**The task:**
Each record must be reproduced exactly as it is shown.

**Entries supplied:**
-- start --
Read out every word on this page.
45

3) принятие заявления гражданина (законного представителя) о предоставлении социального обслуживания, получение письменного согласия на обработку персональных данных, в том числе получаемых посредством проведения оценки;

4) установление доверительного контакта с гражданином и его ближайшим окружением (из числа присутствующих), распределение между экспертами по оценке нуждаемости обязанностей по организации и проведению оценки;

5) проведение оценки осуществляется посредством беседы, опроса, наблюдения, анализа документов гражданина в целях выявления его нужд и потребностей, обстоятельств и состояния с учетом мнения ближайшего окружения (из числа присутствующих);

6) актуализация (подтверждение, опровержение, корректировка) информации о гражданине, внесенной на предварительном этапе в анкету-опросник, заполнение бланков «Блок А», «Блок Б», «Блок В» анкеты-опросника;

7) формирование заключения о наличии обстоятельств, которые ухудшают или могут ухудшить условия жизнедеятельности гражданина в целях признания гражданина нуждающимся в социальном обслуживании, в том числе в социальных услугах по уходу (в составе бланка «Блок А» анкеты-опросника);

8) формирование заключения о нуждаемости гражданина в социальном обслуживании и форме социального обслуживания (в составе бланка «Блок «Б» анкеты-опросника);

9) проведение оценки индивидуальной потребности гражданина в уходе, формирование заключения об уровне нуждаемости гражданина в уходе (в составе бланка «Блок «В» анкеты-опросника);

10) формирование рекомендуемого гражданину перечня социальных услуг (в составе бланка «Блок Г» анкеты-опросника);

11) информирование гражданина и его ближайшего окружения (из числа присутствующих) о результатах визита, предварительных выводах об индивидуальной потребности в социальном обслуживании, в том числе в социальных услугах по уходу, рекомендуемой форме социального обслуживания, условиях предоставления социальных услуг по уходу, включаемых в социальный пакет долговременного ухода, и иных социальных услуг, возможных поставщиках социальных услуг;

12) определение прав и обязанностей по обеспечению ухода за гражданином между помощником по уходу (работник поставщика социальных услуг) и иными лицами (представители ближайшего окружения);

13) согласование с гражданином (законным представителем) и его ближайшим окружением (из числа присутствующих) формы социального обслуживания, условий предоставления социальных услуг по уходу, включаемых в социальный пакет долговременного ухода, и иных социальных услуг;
-- end --
**Exercise response:**
Read out every word on this page.
45

3) принятие заявления гражданина (законного представителя) о предоставлении социального обслуживания, получение письменного согласия на обработку персональных данных, в том числе получаемых посредством проведения оценки;

4) установление доверительного контакта с гражданином и его ближайшим окружением (из числа присутствующих), распределение между экспертами по оценке нуждаемости обязанностей по организации и проведению оценки;

5) проведение оценки осуществляется посредством беседы, опроса, наблюдения, анализа документов гражданина в целях выявления его нужд и потребностей, обстоятельств и состояния с учетом мнения ближайшего окружения (из числа присутствующих);

6) актуализация (подтверждение, опровержение, корректировка) информации о гражданине, внесенной на предварительном этапе в анкету-опросник, заполнение бланков «Блок А», «Блок Б», «Блок В» анкеты-опросника;

7) формирование заключения о наличии обстоятельств, которые ухудшают или могут ухудшить условия жизнедеятельности гражданина в целях признания гражданина нуждающимся в социальном обслуживании, в том числе в социальных услугах по уходу (в составе бланка «Блок А» анкеты-опросника);

8) формирование заключения о нуждаемости гражданина в социальном обслуживании и форме социального обслуживания (в составе бланка «Блок «Б» анкеты-опросника);

9) проведение оценки индивидуальной потребности гражданина в уходе, формирование заключения об уровне нуждаемости гражданина в уходе (в составе бланка «Блок «В» анкеты-опросника);

10) формирование рекомендуемого гражданину перечня социальных услуг (в составе бланка «Блок Г» анкеты-опросника);

11) информирование гражданина и его ближайшего окружения (из числа присутствующих) о результатах визита, предварительных выводах об индивидуальной потребности в социальном обслуживании, в том числе в социальных услугах по уходу, рекомендуемой форме социального обслуживания, условиях предоставления социальных услуг по уходу, включаемых в социальный пакет долговременного ухода, и иных социальных услуг, возможных поставщиках социальных услуг;

12) определение прав и обязанностей по обеспечению ухода за гражданином между помощником по уходу (работник поставщика социальных услуг) и иными лицами (представители ближайшего окружения);

13) согласование с гражданином (законным представителем) и его ближайшим окружением (из числа присутствующих) формы социального обслуживания, условий предоставления социальных услуг по уходу, включаемых в социальный пакет долговременного ухода, и иных социальных услуг;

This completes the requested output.